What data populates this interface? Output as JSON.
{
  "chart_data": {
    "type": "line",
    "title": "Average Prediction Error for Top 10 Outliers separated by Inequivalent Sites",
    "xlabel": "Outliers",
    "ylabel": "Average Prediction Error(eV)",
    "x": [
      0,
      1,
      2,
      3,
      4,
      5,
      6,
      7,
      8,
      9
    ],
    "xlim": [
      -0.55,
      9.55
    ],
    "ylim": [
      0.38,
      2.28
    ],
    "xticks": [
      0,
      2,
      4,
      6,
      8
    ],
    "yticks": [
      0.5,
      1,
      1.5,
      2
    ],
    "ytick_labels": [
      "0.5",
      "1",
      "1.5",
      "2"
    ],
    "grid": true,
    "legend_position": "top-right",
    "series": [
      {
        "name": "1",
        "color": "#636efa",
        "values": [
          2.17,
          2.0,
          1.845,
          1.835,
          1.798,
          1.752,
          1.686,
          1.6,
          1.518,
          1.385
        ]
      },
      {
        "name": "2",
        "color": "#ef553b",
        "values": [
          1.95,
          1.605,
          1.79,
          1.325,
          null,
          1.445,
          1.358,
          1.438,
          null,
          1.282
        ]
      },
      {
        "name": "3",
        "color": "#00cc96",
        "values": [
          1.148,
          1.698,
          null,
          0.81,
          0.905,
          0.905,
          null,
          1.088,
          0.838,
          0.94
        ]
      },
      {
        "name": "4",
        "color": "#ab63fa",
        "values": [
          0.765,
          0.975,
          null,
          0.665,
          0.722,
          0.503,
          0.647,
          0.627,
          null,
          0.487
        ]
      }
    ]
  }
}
--------------------------------------------------
## What is being asked:
Reproduce the entries above in full, verbatim.

## Exercise output:
What data populates this interface? Output as JSON.
{
  "chart_data": {
    "type": "line",
    "title": "Average Prediction Error for Top 10 Outliers separated by Inequivalent Sites",
    "xlabel": "Outliers",
    "ylabel": "Average Prediction Error(eV)",
    "x": [
      0,
      1,
      2,
      3,
      4,
      5,
      6,
      7,
      8,
      9
    ],
    "xlim": [
      -0.55,
      9.55
    ],
    "ylim": [
      0.38,
      2.28
    ],
    "xticks": [
      0,
      2,
      4,
      6,
      8
    ],
    "yticks": [
      0.5,
      1,
      1.5,
      2
    ],
    "ytick_labels": [
      "0.5",
      "1",
      "1.5",
      "2"
    ],
    "grid": true,
    "legend_position": "top-right",
    "series": [
      {
        "name": "1",
        "color": "#636efa",
        "values": [
          2.17,
          2.0,
          1.845,
          1.835,
          1.798,
          1.752,
          1.686,
          1.6,
          1.518,
          1.385
        ]
      },
      {
        "name": "2",
        "color": "#ef553b",
        "values": [
          1.95,
          1.605,
          1.79,
          1.325,
          null,
          1.445,
          1.358,
          1.438,
          null,
          1.282
        ]
      },
      {
        "name": "3",
        "color": "#00cc96",
        "values": [
          1.148,
          1.698,
          null,
          0.81,
          0.905,
          0.905,
          null,
          1.088,
          0.838,
          0.94
        ]
      },
      {
        "name": "4",
        "color": "#ab63fa",
        "values": [
          0.765,
          0.975,
          null,
          0.665,
          0.722,
          0.503,
          0.647,
          0.627,
          null,
          0.487
        ]
      }
    ]
  }
}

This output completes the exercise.